• Required task:
Copy the records below exactly, omitting any pictures they contain.

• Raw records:
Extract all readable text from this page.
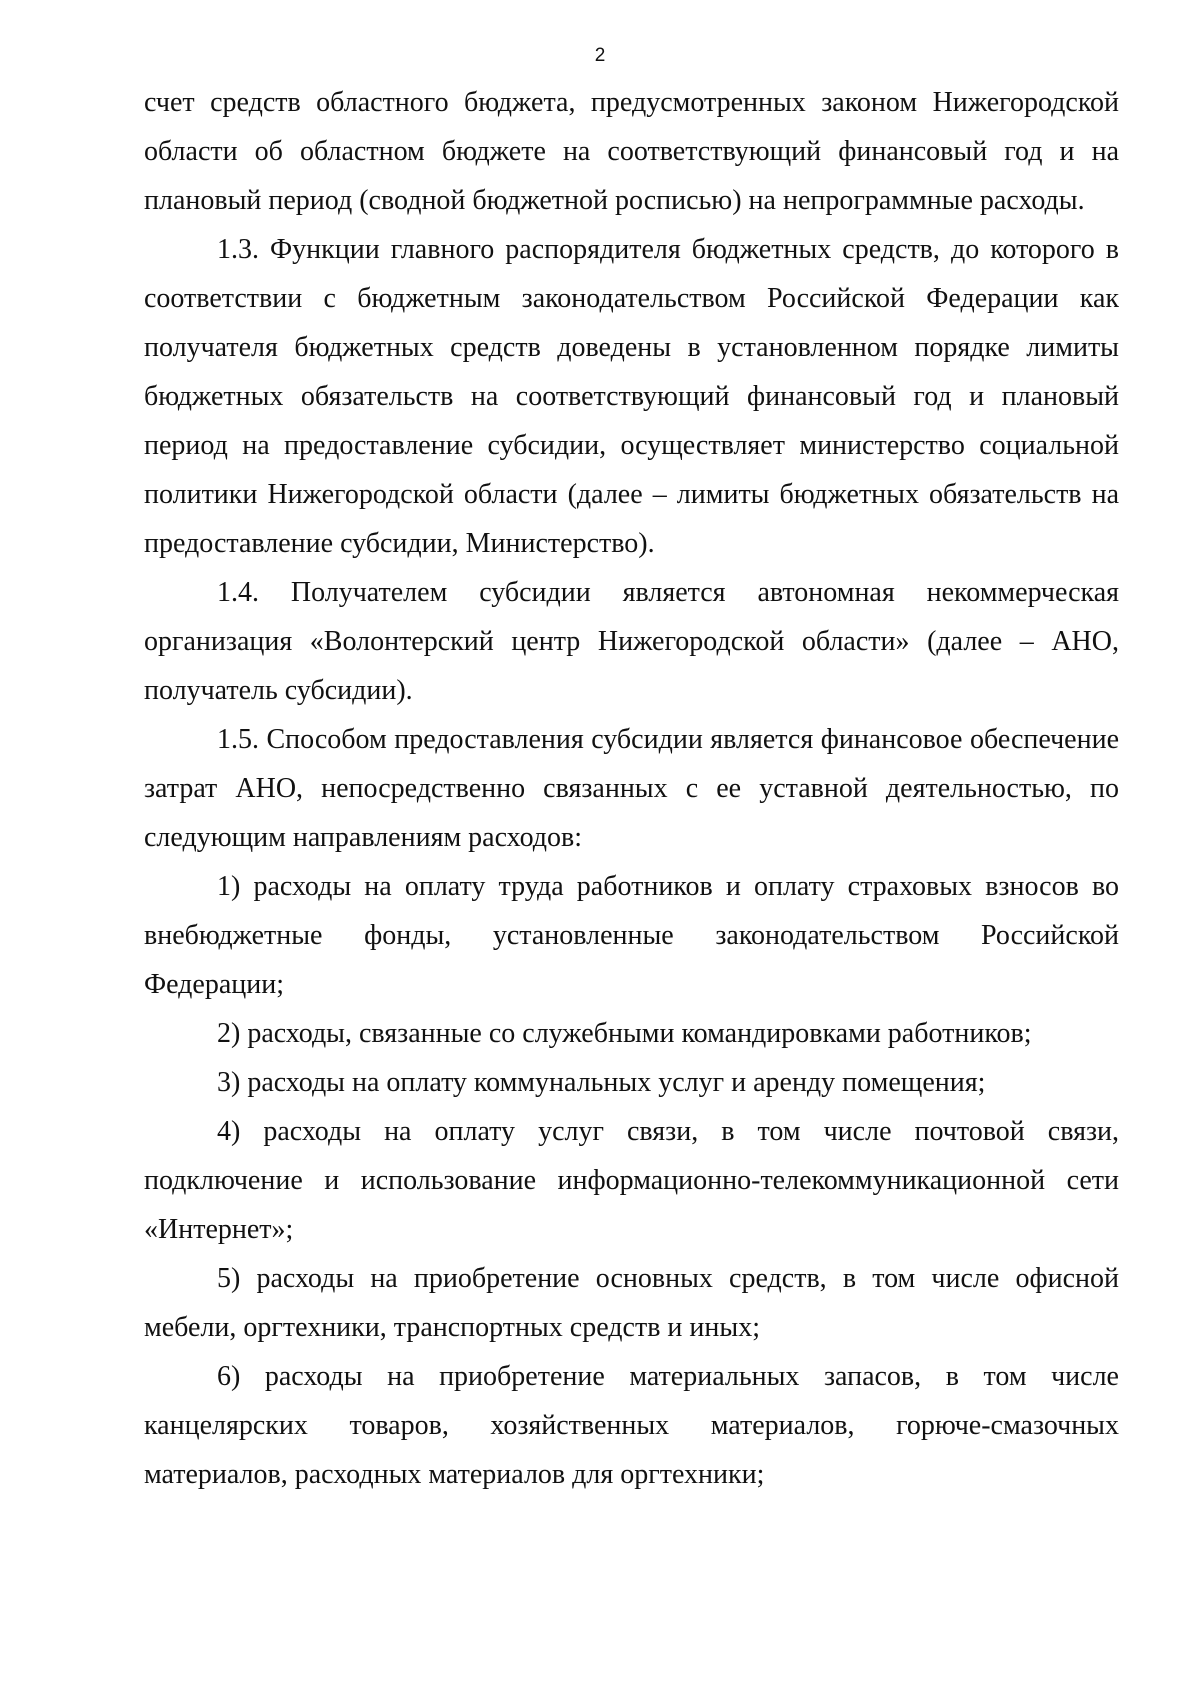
2

счет средств областного бюджета, предусмотренных законом Нижегородской области об областном бюджете на соответствующий финансовый год и на плановый период (сводной бюджетной росписью) на непрограммные расходы.

1.3. Функции главного распорядителя бюджетных средств, до которого в соответствии с бюджетным законодательством Российской Федерации как получателя бюджетных средств доведены в установленном порядке лимиты бюджетных обязательств на соответствующий финансовый год и плановый период на предоставление субсидии, осуществляет министерство социальной политики Нижегородской области (далее – лимиты бюджетных обязательств на предоставление субсидии, Министерство).

1.4. Получателем субсидии является автономная некоммерческая организация «Волонтерский центр Нижегородской области» (далее – АНО, получатель субсидии).

1.5. Способом предоставления субсидии является финансовое обеспечение затрат АНО, непосредственно связанных с ее уставной деятельностью, по следующим направлениям расходов:

1) расходы на оплату труда работников и оплату страховых взносов во внебюджетные фонды, установленные законодательством Российской Федерации;

2) расходы, связанные со служебными командировками работников;

3) расходы на оплату коммунальных услуг и аренду помещения;

4) расходы на оплату услуг связи, в том числе почтовой связи, подключение и использование информационно-телекоммуникационной сети «Интернет»;

5) расходы на приобретение основных средств, в том числе офисной мебели, оргтехники, транспортных средств и иных;

6) расходы на приобретение материальных запасов, в том числе канцелярских товаров, хозяйственных материалов, горюче-смазочных материалов, расходных материалов для оргтехники;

• Output below:
Extract all readable text from this page.
2

счет средств областного бюджета, предусмотренных законом Нижегородской области об областном бюджете на соответствующий финансовый год и на плановый период (сводной бюджетной росписью) на непрограммные расходы.

1.3. Функции главного распорядителя бюджетных средств, до которого в соответствии с бюджетным законодательством Российской Федерации как получателя бюджетных средств доведены в установленном порядке лимиты бюджетных обязательств на соответствующий финансовый год и плановый период на предоставление субсидии, осуществляет министерство социальной политики Нижегородской области (далее – лимиты бюджетных обязательств на предоставление субсидии, Министерство).

1.4. Получателем субсидии является автономная некоммерческая организация «Волонтерский центр Нижегородской области» (далее – АНО, получатель субсидии).

1.5. Способом предоставления субсидии является финансовое обеспечение затрат АНО, непосредственно связанных с ее уставной деятельностью, по следующим направлениям расходов:

1) расходы на оплату труда работников и оплату страховых взносов во внебюджетные фонды, установленные законодательством Российской Федерации;

2) расходы, связанные со служебными командировками работников;

3) расходы на оплату коммунальных услуг и аренду помещения;

4) расходы на оплату услуг связи, в том числе почтовой связи, подключение и использование информационно-телекоммуникационной сети «Интернет»;

5) расходы на приобретение основных средств, в том числе офисной мебели, оргтехники, транспортных средств и иных;

6) расходы на приобретение материальных запасов, в том числе канцелярских товаров, хозяйственных материалов, горюче-смазочных материалов, расходных материалов для оргтехники;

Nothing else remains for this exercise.